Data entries
************

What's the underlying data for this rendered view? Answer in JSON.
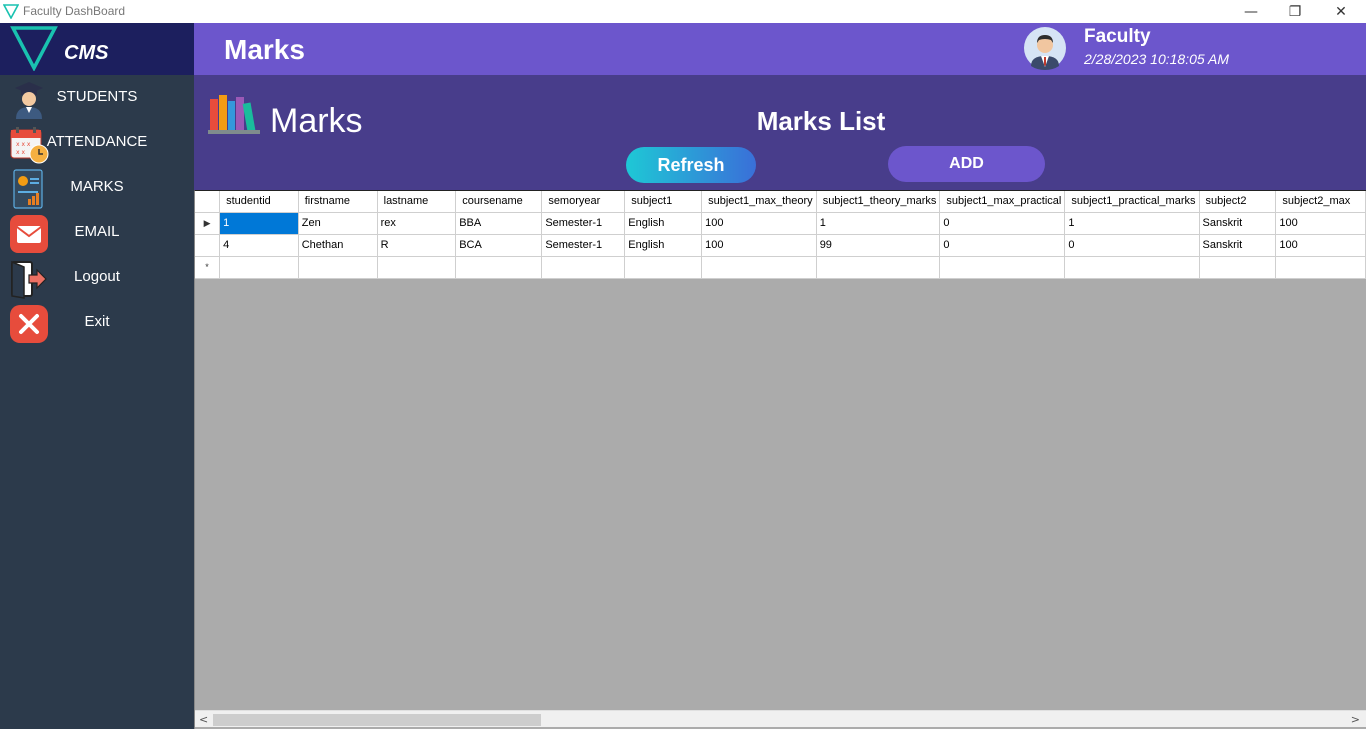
{
  "window": {
    "title": "Faculty DashBoard",
    "minimize": "—",
    "restore": "❐",
    "close": "✕"
  },
  "sidebar": {
    "logo_text": "CMS",
    "items": [
      {
        "label": "STUDENTS",
        "icon": "student-icon"
      },
      {
        "label": "ATTENDANCE",
        "icon": "calendar-icon"
      },
      {
        "label": "MARKS",
        "icon": "report-icon"
      },
      {
        "label": "EMAIL",
        "icon": "mail-icon"
      },
      {
        "label": "Logout",
        "icon": "logout-icon"
      },
      {
        "label": "Exit",
        "icon": "exit-icon"
      }
    ]
  },
  "header": {
    "title": "Marks",
    "user_name": "Faculty",
    "datetime": "2/28/2023 10:18:05 AM"
  },
  "banner": {
    "section_title": "Marks",
    "list_title": "Marks List",
    "refresh_label": "Refresh",
    "add_label": "ADD"
  },
  "grid": {
    "columns": [
      "studentid",
      "firstname",
      "lastname",
      "coursename",
      "semoryear",
      "subject1",
      "subject1_max_theory",
      "subject1_theory_marks",
      "subject1_max_practical",
      "subject1_practical_marks",
      "subject2",
      "subject2_max"
    ],
    "rows": [
      {
        "marker": "▶",
        "cells": [
          "1",
          "Zen",
          "rex",
          "BBA",
          "Semester-1",
          "English",
          "100",
          "1",
          "0",
          "1",
          "Sanskrit",
          "100"
        ]
      },
      {
        "marker": "",
        "cells": [
          "4",
          "Chethan",
          "R",
          "BCA",
          "Semester-1",
          "English",
          "100",
          "99",
          "0",
          "0",
          "Sanskrit",
          "100"
        ]
      },
      {
        "marker": "*",
        "cells": [
          "",
          "",
          "",
          "",
          "",
          "",
          "",
          "",
          "",
          "",
          "",
          ""
        ]
      }
    ],
    "scroll_left": "<",
    "scroll_right": ">"
  },
  "colors": {
    "sidebar": "#2c3a4b",
    "logo_bg": "#1c1f5e",
    "header": "#6c56cc",
    "banner": "#483d8b",
    "selection": "#0078d7",
    "grid_bg": "#ababab"
  }
}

************

Repeat the listing verbatim. Skip the pictures.

**RESULT FOR THIS EXERCISE:**
What's the underlying data for this rendered view? Answer in JSON.
{
  "window": {
    "title": "Faculty DashBoard",
    "minimize": "—",
    "restore": "❐",
    "close": "✕"
  },
  "sidebar": {
    "logo_text": "CMS",
    "items": [
      {
        "label": "STUDENTS",
        "icon": "student-icon"
      },
      {
        "label": "ATTENDANCE",
        "icon": "calendar-icon"
      },
      {
        "label": "MARKS",
        "icon": "report-icon"
      },
      {
        "label": "EMAIL",
        "icon": "mail-icon"
      },
      {
        "label": "Logout",
        "icon": "logout-icon"
      },
      {
        "label": "Exit",
        "icon": "exit-icon"
      }
    ]
  },
  "header": {
    "title": "Marks",
    "user_name": "Faculty",
    "datetime": "2/28/2023 10:18:05 AM"
  },
  "banner": {
    "section_title": "Marks",
    "list_title": "Marks List",
    "refresh_label": "Refresh",
    "add_label": "ADD"
  },
  "grid": {
    "columns": [
      "studentid",
      "firstname",
      "lastname",
      "coursename",
      "semoryear",
      "subject1",
      "subject1_max_theory",
      "subject1_theory_marks",
      "subject1_max_practical",
      "subject1_practical_marks",
      "subject2",
      "subject2_max"
    ],
    "rows": [
      {
        "marker": "▶",
        "cells": [
          "1",
          "Zen",
          "rex",
          "BBA",
          "Semester-1",
          "English",
          "100",
          "1",
          "0",
          "1",
          "Sanskrit",
          "100"
        ]
      },
      {
        "marker": "",
        "cells": [
          "4",
          "Chethan",
          "R",
          "BCA",
          "Semester-1",
          "English",
          "100",
          "99",
          "0",
          "0",
          "Sanskrit",
          "100"
        ]
      },
      {
        "marker": "*",
        "cells": [
          "",
          "",
          "",
          "",
          "",
          "",
          "",
          "",
          "",
          "",
          "",
          ""
        ]
      }
    ],
    "scroll_left": "<",
    "scroll_right": ">"
  },
  "colors": {
    "sidebar": "#2c3a4b",
    "logo_bg": "#1c1f5e",
    "header": "#6c56cc",
    "banner": "#483d8b",
    "selection": "#0078d7",
    "grid_bg": "#ababab"
  }
}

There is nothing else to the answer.